* **CÓMO HACERLO**
Continúa el texto sobre la socialdemocracia a partir de su última frase, la que habla de la “tercera vía”.

* **FRAGMENTO ELEGIDO**
──────────────────────────────
Contra lo que a veces se cree, las nacionalizaciones no son una de las señas de identidad de la socialdemocracia, aunque fueron aplicadas en algunos países como en el Reino Unido de Clement Attlee o la Francia de Mitterrand.
A partir de los años setenta del siglo pasado, la socialdemocracia fue declinando electoralmente. En primer lugar, por su ineficacia en la lucha contra la inflación motivada por las dos crisis del petróleo: los que habían domado el paro fueron incapaces de hacerlo con los precios. También influyeron una serie de cambios sociológicos profundos que modificaron las circunstancias vitales como por ejemplo, un progresivo decaimiento de la clase obrera tradicional y la aparición de una emergente clase media; como consecuencia de ello y de la revolución tecnológica se produjo el declive de la afiliación sindical; la transición demográfica (de una sociedad de jóvenes a una sociedad de mayores), que ponía en peligro la viabilidad del Estado del bienestar; la ruptura del equilibrio entre el capital y el trabajo que se había establecido en los años anteriores, etcétera.
La revolución conservadora de los años ochenta y la Gran Recesión del año 2008, fueron sendos torpedos en la línea de flotación socialdemócrata. Ante la fortaleza de los postulados ideológicos de Thatcher y Reagan, una parte de la socialdemocracia puso en marcha la llamada “tercera vía”.
──────────────────────────────
* **MATERIAL DE APOYO**
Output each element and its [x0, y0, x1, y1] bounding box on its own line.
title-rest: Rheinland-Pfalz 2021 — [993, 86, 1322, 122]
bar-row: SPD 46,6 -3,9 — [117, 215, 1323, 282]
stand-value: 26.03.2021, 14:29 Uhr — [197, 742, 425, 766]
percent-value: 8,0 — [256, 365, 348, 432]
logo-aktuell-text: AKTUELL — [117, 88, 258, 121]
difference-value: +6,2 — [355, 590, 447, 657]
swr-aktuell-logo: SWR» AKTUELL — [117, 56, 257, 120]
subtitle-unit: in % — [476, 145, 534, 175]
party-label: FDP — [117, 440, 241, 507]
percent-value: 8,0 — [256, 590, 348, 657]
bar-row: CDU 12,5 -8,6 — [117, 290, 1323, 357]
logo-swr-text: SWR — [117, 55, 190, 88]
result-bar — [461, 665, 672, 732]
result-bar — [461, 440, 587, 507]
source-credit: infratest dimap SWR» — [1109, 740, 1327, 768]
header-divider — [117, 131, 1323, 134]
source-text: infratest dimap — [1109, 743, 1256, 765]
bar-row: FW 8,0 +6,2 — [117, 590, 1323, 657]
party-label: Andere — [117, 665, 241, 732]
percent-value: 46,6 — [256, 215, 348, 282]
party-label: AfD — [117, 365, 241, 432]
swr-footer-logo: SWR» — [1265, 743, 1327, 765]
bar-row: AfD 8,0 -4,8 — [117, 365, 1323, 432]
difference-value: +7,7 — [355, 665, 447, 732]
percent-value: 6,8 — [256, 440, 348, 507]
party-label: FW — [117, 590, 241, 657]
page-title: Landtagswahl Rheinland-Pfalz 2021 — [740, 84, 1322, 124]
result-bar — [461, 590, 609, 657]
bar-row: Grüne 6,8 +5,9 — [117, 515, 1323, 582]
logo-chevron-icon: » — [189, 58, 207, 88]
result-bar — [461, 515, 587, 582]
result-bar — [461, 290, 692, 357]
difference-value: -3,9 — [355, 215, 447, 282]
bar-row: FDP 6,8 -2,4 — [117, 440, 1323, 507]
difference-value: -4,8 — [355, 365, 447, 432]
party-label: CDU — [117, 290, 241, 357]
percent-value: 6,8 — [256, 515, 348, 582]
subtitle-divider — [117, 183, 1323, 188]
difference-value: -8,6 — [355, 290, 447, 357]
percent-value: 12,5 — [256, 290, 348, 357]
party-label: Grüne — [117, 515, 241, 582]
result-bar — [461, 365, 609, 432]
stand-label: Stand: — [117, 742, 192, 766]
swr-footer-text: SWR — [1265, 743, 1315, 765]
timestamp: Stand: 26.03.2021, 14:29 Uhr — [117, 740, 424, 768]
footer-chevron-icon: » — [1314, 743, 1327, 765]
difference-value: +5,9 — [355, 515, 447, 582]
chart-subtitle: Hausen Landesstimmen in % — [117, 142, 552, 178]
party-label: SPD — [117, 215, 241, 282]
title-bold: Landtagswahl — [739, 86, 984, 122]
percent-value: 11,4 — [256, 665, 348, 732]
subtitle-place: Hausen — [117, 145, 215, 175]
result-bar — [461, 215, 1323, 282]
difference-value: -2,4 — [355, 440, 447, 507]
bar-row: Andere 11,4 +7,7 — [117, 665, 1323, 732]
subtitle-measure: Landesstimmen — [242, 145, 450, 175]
──────────────────────────────
* **TU RESPUESTA**
Sus principales protagonistas el americano Bill Clinton, el británico Blair y el alemán Schröder. Intentaron, básicamente, armonizar la política económica de la derecha conservadora con la política social de la izquierda, para ocupar el centro, que es donde, se supone, se ganan las elecciones.
Sin embargo, fue el liberalismo el que ganó la partida. Solo se percibieron algunas pulsiones de socialismo reformador en medio de un movimiento desregulador, con rebajas de impuestos y una participación menor del Estado en la economía social de mercado.
En el mejor de los casos, se hablaba de centro-izquierda. Cuando le preguntaban a Thatcher cuál es su herencia intelectual, respondía: “Mi mejor legado es Tony Blair”.
Con la Gran Recesión que comenzó en 2008, se hizo evidente que la economía mundial había entrado en una crisis general muy profunda; fueron muchos los analistas que creyeron que había llegado incluso la hora final del capitalismo. Sin embargo, lo que se estaba anunciando, era otra crisis de la socialdemocracia, con fenómenos desconcertantes como trabajadores de baja cualificación que, al sentirse desamparados se fueron a refugiar en la extrema derecha, o profesionales de alta cualificación buscando soluciones a la izquierda del socialismo.
De hecho, la socialdemocracia ha pasado de querer acabar con el capitalismo a tratar de gestionarlo para hacerlo más justo. Ahora, los valores clásicos socialdemócratas son defendidos también por los partidos a la izquierda de la izquierda. El comunismo es algo residual en el mundo.
Si examinamos detenidamente los programas de esas fuerzas políticas que se autodenominan de “izquierda consecuente” sus propuestas son, por lo general, un regreso a la edad dorada de la socialdemocracia (keynesianismo, impuestos progresivos, regulación, servicios públicos, universalidad de las pensiones, la educación y la sanidad, etcétera), con las implementaciones del feminismo y el ecologismo.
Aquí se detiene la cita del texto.